● Aim
The entries below are to be transcribed in full, without their images.

● A run of records
************
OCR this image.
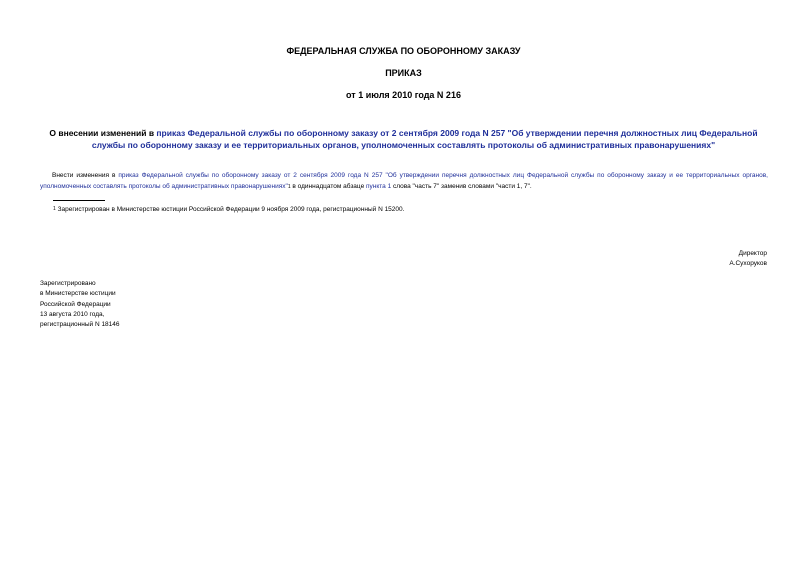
ФЕДЕРАЛЬНАЯ СЛУЖБА ПО ОБОРОННОМУ ЗАКАЗУ
ПРИКАЗ
от 1 июля 2010 года N 216
О внесении изменений в приказ Федеральной службы по оборонному заказу от 2 сентября 2009 года N 257 "Об утверждении перечня должностных лиц Федеральной службы по оборонному заказу и ее территориальных органов, уполномоченных составлять протоколы об административных правонарушениях"
Внести изменения в приказ Федеральной службы по оборонному заказу от 2 сентября 2009 года N 257 "Об утверждении перечня должностных лиц Федеральной службы по оборонному заказу и ее территориальных органов, уполномоченных составлять протоколы об административных правонарушениях"$^1$ в одиннадцатом абзаце пункта 1 слова "часть 7" заменив словами "части 1, 7".
$^1$ Зарегистрирован в Министерстве юстиции Российской Федерации 9 ноября 2009 года, регистрационный N 15200.
Директор
А.Сухоруков
Зарегистрировано
в Министерстве юстиции
Российской Федерации
13 августа 2010 года,
регистрационный N 18146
************
● Response
OCR this image.
ФЕДЕРАЛЬНАЯ СЛУЖБА ПО ОБОРОННОМУ ЗАКАЗУ
ПРИКАЗ
от 1 июля 2010 года N 216
О внесении изменений в приказ Федеральной службы по оборонному заказу от 2 сентября 2009 года N 257 "Об утверждении перечня должностных лиц Федеральной службы по оборонному заказу и ее территориальных органов, уполномоченных составлять протоколы об административных правонарушениях"
Внести изменения в приказ Федеральной службы по оборонному заказу от 2 сентября 2009 года N 257 "Об утверждении перечня должностных лиц Федеральной службы по оборонному заказу и ее территориальных органов, уполномоченных составлять протоколы об административных правонарушениях"$^1$ в одиннадцатом абзаце пункта 1 слова "часть 7" заменив словами "части 1, 7".
$^1$ Зарегистрирован в Министерстве юстиции Российской Федерации 9 ноября 2009 года, регистрационный N 15200.
Директор
А.Сухоруков
Зарегистрировано
в Министерстве юстиции
Российской Федерации
13 августа 2010 года,
регистрационный N 18146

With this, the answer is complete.